• EXERCISE BRIEF:
Write out every single entry exactly.

• THE RECORDS:
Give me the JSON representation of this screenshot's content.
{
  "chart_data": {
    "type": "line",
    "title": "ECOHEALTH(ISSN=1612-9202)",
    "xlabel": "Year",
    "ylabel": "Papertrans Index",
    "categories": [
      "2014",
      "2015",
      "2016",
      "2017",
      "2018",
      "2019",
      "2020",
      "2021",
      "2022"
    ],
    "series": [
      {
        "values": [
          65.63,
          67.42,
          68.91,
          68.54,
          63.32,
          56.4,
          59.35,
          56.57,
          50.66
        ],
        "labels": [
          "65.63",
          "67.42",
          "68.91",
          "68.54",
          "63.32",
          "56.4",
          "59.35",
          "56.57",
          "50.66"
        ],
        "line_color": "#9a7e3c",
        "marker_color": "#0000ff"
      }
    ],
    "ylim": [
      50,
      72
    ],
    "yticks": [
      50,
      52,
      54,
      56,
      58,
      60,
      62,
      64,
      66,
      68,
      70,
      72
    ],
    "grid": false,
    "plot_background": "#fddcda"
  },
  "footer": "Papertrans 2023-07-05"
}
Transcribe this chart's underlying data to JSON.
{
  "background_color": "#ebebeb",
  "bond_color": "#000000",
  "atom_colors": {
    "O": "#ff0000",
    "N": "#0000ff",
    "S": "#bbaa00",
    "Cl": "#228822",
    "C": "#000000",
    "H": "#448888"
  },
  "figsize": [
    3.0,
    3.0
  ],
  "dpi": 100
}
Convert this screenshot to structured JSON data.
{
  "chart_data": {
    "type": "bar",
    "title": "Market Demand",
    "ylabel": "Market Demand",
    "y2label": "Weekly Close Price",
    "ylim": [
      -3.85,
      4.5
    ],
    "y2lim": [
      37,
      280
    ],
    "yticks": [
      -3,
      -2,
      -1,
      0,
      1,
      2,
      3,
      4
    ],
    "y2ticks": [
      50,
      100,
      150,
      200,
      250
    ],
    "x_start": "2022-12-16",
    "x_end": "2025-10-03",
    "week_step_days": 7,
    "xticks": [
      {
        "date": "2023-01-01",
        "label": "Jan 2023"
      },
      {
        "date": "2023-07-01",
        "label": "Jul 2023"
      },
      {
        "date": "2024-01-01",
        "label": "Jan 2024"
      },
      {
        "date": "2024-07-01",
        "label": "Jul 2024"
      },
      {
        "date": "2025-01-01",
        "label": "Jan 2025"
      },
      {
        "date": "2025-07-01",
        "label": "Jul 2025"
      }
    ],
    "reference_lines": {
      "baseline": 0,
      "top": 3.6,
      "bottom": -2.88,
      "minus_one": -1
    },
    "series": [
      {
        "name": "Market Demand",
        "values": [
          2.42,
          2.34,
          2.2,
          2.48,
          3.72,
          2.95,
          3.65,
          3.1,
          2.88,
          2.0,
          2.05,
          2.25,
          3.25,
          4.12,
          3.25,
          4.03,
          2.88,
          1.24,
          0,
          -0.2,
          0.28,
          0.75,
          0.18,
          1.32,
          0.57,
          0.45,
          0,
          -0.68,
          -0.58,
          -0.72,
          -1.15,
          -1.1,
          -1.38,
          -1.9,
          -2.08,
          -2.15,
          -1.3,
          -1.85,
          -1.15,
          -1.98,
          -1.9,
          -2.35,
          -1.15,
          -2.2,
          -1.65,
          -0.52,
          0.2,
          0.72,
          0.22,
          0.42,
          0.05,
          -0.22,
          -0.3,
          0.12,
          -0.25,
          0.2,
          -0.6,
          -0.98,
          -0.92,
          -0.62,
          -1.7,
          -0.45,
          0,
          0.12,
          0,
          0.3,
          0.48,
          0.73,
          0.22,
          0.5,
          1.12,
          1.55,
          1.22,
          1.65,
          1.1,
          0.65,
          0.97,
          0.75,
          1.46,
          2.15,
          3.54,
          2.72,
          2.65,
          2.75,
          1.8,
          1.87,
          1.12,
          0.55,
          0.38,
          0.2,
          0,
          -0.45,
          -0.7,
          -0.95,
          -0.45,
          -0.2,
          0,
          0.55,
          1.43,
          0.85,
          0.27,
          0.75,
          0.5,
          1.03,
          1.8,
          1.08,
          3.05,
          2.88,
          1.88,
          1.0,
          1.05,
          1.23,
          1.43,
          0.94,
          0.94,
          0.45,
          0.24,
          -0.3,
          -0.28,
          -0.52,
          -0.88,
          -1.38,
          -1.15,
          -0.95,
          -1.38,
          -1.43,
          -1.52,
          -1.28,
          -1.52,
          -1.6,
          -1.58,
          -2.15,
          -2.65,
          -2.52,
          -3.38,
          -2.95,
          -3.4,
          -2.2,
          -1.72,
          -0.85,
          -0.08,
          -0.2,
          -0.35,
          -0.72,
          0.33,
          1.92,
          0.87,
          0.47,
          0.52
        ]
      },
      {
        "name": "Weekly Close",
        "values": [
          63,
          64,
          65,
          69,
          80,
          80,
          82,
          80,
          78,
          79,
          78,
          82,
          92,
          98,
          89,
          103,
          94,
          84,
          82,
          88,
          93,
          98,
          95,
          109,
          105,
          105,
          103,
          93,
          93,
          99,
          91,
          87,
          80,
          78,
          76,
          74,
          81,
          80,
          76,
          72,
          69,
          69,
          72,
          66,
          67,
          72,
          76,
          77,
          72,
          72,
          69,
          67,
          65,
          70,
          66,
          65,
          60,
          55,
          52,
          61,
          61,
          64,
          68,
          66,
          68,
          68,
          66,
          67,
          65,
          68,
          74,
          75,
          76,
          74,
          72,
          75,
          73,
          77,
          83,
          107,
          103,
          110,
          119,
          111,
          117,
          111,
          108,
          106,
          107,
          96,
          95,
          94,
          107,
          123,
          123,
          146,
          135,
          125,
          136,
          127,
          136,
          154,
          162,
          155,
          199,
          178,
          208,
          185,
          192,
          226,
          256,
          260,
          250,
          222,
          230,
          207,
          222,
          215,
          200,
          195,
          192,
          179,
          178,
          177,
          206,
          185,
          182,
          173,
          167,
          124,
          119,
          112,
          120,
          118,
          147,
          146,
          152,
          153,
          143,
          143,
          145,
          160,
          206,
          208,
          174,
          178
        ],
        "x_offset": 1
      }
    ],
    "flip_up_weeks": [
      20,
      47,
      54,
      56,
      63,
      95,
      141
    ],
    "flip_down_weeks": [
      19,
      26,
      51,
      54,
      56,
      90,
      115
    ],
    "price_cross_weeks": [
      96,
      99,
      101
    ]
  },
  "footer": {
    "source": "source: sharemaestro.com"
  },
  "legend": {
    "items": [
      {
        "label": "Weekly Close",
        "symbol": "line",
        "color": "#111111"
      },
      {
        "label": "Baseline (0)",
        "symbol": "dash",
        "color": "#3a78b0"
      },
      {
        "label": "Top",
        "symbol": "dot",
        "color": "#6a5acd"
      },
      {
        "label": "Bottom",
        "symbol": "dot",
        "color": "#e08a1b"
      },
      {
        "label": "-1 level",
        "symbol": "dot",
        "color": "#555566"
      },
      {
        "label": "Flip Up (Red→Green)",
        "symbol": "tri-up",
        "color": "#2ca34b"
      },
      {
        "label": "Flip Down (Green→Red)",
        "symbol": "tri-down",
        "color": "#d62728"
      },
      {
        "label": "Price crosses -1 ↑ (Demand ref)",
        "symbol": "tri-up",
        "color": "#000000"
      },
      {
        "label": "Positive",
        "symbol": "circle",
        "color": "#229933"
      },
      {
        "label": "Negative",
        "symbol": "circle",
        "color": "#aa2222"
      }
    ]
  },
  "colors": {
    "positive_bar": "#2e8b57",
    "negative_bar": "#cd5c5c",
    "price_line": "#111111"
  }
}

• FINAL ANSWER:
Give me the JSON representation of this screenshot's content.
{
  "chart_data": {
    "type": "line",
    "title": "ECOHEALTH(ISSN=1612-9202)",
    "xlabel": "Year",
    "ylabel": "Papertrans Index",
    "categories": [
      "2014",
      "2015",
      "2016",
      "2017",
      "2018",
      "2019",
      "2020",
      "2021",
      "2022"
    ],
    "series": [
      {
        "values": [
          65.63,
          67.42,
          68.91,
          68.54,
          63.32,
          56.4,
          59.35,
          56.57,
          50.66
        ],
        "labels": [
          "65.63",
          "67.42",
          "68.91",
          "68.54",
          "63.32",
          "56.4",
          "59.35",
          "56.57",
          "50.66"
        ],
        "line_color": "#9a7e3c",
        "marker_color": "#0000ff"
      }
    ],
    "ylim": [
      50,
      72
    ],
    "yticks": [
      50,
      52,
      54,
      56,
      58,
      60,
      62,
      64,
      66,
      68,
      70,
      72
    ],
    "grid": false,
    "plot_background": "#fddcda"
  },
  "footer": "Papertrans 2023-07-05"
}
Transcribe this chart's underlying data to JSON.
{
  "background_color": "#ebebeb",
  "bond_color": "#000000",
  "atom_colors": {
    "O": "#ff0000",
    "N": "#0000ff",
    "S": "#bbaa00",
    "Cl": "#228822",
    "C": "#000000",
    "H": "#448888"
  },
  "figsize": [
    3.0,
    3.0
  ],
  "dpi": 100
}
Convert this screenshot to structured JSON data.
{
  "chart_data": {
    "type": "bar",
    "title": "Market Demand",
    "ylabel": "Market Demand",
    "y2label": "Weekly Close Price",
    "ylim": [
      -3.85,
      4.5
    ],
    "y2lim": [
      37,
      280
    ],
    "yticks": [
      -3,
      -2,
      -1,
      0,
      1,
      2,
      3,
      4
    ],
    "y2ticks": [
      50,
      100,
      150,
      200,
      250
    ],
    "x_start": "2022-12-16",
    "x_end": "2025-10-03",
    "week_step_days": 7,
    "xticks": [
      {
        "date": "2023-01-01",
        "label": "Jan 2023"
      },
      {
        "date": "2023-07-01",
        "label": "Jul 2023"
      },
      {
        "date": "2024-01-01",
        "label": "Jan 2024"
      },
      {
        "date": "2024-07-01",
        "label": "Jul 2024"
      },
      {
        "date": "2025-01-01",
        "label": "Jan 2025"
      },
      {
        "date": "2025-07-01",
        "label": "Jul 2025"
      }
    ],
    "reference_lines": {
      "baseline": 0,
      "top": 3.6,
      "bottom": -2.88,
      "minus_one": -1
    },
    "series": [
      {
        "name": "Market Demand",
        "values": [
          2.42,
          2.34,
          2.2,
          2.48,
          3.72,
          2.95,
          3.65,
          3.1,
          2.88,
          2.0,
          2.05,
          2.25,
          3.25,
          4.12,
          3.25,
          4.03,
          2.88,
          1.24,
          0,
          -0.2,
          0.28,
          0.75,
          0.18,
          1.32,
          0.57,
          0.45,
          0,
          -0.68,
          -0.58,
          -0.72,
          -1.15,
          -1.1,
          -1.38,
          -1.9,
          -2.08,
          -2.15,
          -1.3,
          -1.85,
          -1.15,
          -1.98,
          -1.9,
          -2.35,
          -1.15,
          -2.2,
          -1.65,
          -0.52,
          0.2,
          0.72,
          0.22,
          0.42,
          0.05,
          -0.22,
          -0.3,
          0.12,
          -0.25,
          0.2,
          -0.6,
          -0.98,
          -0.92,
          -0.62,
          -1.7,
          -0.45,
          0,
          0.12,
          0,
          0.3,
          0.48,
          0.73,
          0.22,
          0.5,
          1.12,
          1.55,
          1.22,
          1.65,
          1.1,
          0.65,
          0.97,
          0.75,
          1.46,
          2.15,
          3.54,
          2.72,
          2.65,
          2.75,
          1.8,
          1.87,
          1.12,
          0.55,
          0.38,
          0.2,
          0,
          -0.45,
          -0.7,
          -0.95,
          -0.45,
          -0.2,
          0,
          0.55,
          1.43,
          0.85,
          0.27,
          0.75,
          0.5,
          1.03,
          1.8,
          1.08,
          3.05,
          2.88,
          1.88,
          1.0,
          1.05,
          1.23,
          1.43,
          0.94,
          0.94,
          0.45,
          0.24,
          -0.3,
          -0.28,
          -0.52,
          -0.88,
          -1.38,
          -1.15,
          -0.95,
          -1.38,
          -1.43,
          -1.52,
          -1.28,
          -1.52,
          -1.6,
          -1.58,
          -2.15,
          -2.65,
          -2.52,
          -3.38,
          -2.95,
          -3.4,
          -2.2,
          -1.72,
          -0.85,
          -0.08,
          -0.2,
          -0.35,
          -0.72,
          0.33,
          1.92,
          0.87,
          0.47,
          0.52
        ]
      },
      {
        "name": "Weekly Close",
        "values": [
          63,
          64,
          65,
          69,
          80,
          80,
          82,
          80,
          78,
          79,
          78,
          82,
          92,
          98,
          89,
          103,
          94,
          84,
          82,
          88,
          93,
          98,
          95,
          109,
          105,
          105,
          103,
          93,
          93,
          99,
          91,
          87,
          80,
          78,
          76,
          74,
          81,
          80,
          76,
          72,
          69,
          69,
          72,
          66,
          67,
          72,
          76,
          77,
          72,
          72,
          69,
          67,
          65,
          70,
          66,
          65,
          60,
          55,
          52,
          61,
          61,
          64,
          68,
          66,
          68,
          68,
          66,
          67,
          65,
          68,
          74,
          75,
          76,
          74,
          72,
          75,
          73,
          77,
          83,
          107,
          103,
          110,
          119,
          111,
          117,
          111,
          108,
          106,
          107,
          96,
          95,
          94,
          107,
          123,
          123,
          146,
          135,
          125,
          136,
          127,
          136,
          154,
          162,
          155,
          199,
          178,
          208,
          185,
          192,
          226,
          256,
          260,
          250,
          222,
          230,
          207,
          222,
          215,
          200,
          195,
          192,
          179,
          178,
          177,
          206,
          185,
          182,
          173,
          167,
          124,
          119,
          112,
          120,
          118,
          147,
          146,
          152,
          153,
          143,
          143,
          145,
          160,
          206,
          208,
          174,
          178
        ],
        "x_offset": 1
      }
    ],
    "flip_up_weeks": [
      20,
      47,
      54,
      56,
      63,
      95,
      141
    ],
    "flip_down_weeks": [
      19,
      26,
      51,
      54,
      56,
      90,
      115
    ],
    "price_cross_weeks": [
      96,
      99,
      101
    ]
  },
  "footer": {
    "source": "source: sharemaestro.com"
  },
  "legend": {
    "items": [
      {
        "label": "Weekly Close",
        "symbol": "line",
        "color": "#111111"
      },
      {
        "label": "Baseline (0)",
        "symbol": "dash",
        "color": "#3a78b0"
      },
      {
        "label": "Top",
        "symbol": "dot",
        "color": "#6a5acd"
      },
      {
        "label": "Bottom",
        "symbol": "dot",
        "color": "#e08a1b"
      },
      {
        "label": "-1 level",
        "symbol": "dot",
        "color": "#555566"
      },
      {
        "label": "Flip Up (Red→Green)",
        "symbol": "tri-up",
        "color": "#2ca34b"
      },
      {
        "label": "Flip Down (Green→Red)",
        "symbol": "tri-down",
        "color": "#d62728"
      },
      {
        "label": "Price crosses -1 ↑ (Demand ref)",
        "symbol": "tri-up",
        "color": "#000000"
      },
      {
        "label": "Positive",
        "symbol": "circle",
        "color": "#229933"
      },
      {
        "label": "Negative",
        "symbol": "circle",
        "color": "#aa2222"
      }
    ]
  },
  "colors": {
    "positive_bar": "#2e8b57",
    "negative_bar": "#cd5c5c",
    "price_line": "#111111"
  }
}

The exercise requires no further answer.